#### Your instructions:
Identify and pull out each line of the entries in which "Analysis" occurs.

[Figure data in JSON]
** START **
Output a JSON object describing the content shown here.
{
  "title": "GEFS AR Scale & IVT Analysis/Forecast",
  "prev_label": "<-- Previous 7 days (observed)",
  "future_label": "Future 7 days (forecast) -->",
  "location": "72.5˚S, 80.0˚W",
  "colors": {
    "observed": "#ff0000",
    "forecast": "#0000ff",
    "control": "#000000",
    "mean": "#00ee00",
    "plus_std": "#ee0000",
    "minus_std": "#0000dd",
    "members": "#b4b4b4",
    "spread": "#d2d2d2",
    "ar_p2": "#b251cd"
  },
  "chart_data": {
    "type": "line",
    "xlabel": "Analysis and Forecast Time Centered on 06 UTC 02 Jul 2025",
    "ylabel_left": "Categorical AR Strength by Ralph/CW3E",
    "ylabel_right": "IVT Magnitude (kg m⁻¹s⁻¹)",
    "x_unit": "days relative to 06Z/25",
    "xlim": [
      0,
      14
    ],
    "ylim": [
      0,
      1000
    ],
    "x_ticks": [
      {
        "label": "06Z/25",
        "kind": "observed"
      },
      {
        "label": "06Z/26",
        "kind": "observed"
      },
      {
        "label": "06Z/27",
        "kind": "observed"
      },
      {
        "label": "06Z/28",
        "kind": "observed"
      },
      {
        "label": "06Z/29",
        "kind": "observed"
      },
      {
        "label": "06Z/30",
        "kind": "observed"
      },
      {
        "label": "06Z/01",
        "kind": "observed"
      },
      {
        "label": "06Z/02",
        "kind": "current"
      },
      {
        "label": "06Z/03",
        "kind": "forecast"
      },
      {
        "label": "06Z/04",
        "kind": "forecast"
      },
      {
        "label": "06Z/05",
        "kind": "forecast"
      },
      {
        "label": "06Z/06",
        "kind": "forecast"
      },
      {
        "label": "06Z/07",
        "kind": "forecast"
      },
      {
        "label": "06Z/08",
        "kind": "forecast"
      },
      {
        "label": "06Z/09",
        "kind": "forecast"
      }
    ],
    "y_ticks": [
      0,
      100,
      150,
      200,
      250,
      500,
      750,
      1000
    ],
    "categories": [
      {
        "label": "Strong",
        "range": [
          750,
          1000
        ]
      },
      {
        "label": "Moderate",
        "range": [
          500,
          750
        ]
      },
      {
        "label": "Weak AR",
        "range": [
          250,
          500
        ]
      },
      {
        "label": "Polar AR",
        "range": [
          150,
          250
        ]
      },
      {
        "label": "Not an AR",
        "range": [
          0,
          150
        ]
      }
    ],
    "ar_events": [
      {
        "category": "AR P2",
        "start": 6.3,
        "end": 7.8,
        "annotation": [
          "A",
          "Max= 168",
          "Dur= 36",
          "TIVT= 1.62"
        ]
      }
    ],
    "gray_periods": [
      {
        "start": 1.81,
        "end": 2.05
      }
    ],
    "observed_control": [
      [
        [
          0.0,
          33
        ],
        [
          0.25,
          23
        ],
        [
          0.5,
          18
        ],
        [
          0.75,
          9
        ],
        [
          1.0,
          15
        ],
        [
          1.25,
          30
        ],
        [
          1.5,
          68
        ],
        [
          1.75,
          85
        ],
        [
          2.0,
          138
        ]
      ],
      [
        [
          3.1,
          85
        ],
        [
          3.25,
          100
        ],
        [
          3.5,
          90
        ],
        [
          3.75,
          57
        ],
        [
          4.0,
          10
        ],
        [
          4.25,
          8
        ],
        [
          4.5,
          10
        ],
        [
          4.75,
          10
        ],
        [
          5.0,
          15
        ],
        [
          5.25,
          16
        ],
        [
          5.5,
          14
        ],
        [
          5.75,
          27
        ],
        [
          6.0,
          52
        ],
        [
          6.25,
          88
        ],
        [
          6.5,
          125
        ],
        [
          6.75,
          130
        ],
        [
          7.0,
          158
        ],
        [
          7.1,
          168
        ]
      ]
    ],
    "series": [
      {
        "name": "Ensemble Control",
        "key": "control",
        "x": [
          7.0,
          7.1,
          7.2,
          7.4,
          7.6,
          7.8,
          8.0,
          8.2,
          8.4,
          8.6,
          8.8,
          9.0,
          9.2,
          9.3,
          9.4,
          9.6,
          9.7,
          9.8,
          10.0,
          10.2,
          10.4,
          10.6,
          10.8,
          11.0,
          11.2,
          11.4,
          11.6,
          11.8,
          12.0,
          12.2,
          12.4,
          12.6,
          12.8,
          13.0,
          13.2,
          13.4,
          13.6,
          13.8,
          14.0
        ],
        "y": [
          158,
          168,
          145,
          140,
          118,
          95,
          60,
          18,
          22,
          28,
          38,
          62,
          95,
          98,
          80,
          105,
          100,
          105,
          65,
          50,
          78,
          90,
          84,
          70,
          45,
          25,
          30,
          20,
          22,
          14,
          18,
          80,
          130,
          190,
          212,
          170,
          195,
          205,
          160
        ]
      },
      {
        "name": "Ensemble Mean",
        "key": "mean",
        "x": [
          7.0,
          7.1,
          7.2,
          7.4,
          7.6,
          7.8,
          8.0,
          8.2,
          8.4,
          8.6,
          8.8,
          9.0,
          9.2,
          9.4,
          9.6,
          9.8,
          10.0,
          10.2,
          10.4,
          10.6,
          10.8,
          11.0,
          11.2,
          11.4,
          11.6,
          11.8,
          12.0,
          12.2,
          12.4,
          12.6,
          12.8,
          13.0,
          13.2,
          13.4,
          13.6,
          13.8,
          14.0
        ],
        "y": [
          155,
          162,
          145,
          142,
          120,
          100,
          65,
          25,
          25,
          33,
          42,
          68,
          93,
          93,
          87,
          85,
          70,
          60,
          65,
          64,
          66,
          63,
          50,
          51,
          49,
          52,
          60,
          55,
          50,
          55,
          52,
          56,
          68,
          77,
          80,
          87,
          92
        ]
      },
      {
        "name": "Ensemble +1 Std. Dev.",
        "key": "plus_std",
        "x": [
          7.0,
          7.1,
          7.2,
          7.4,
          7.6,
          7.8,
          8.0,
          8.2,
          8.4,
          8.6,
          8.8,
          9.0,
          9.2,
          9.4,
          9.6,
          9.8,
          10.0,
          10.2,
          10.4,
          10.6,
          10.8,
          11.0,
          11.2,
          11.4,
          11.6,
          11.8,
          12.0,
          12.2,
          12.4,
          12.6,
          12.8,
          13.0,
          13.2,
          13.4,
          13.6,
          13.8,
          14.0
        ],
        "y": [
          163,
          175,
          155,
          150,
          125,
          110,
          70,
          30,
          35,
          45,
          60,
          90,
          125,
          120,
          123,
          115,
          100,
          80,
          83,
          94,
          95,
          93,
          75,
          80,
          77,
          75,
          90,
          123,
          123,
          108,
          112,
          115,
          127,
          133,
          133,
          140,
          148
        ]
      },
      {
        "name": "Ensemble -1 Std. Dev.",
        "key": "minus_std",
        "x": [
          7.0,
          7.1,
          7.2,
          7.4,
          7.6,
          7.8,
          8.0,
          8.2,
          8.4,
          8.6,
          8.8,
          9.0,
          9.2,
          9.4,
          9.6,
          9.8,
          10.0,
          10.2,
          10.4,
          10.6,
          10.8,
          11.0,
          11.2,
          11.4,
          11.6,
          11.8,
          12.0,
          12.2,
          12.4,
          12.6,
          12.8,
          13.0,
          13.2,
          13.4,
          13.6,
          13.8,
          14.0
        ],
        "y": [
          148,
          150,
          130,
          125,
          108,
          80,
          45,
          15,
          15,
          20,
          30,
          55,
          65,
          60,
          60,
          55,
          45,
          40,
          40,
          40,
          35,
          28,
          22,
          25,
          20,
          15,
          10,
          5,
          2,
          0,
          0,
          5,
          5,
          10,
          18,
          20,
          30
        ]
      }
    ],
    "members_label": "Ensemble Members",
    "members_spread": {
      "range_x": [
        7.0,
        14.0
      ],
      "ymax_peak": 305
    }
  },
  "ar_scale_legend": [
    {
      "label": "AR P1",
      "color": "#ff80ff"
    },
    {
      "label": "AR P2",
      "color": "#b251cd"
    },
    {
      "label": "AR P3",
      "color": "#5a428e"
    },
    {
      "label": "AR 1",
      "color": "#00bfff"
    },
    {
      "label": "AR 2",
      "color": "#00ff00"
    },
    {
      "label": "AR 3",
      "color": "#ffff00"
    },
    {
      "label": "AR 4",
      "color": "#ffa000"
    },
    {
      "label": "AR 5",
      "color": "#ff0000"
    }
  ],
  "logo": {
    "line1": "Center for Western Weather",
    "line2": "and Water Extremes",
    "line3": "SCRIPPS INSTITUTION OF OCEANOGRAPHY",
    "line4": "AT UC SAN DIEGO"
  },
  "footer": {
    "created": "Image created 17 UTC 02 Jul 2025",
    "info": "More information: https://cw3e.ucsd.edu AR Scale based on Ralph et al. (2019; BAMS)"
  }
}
** END **
#### Finished exercise:
  "title": "GEFS AR Scale & IVT Analysis/Forecast",
    "xlabel": "Analysis and Forecast Time Centered on 06 UTC 02 Jul 2025",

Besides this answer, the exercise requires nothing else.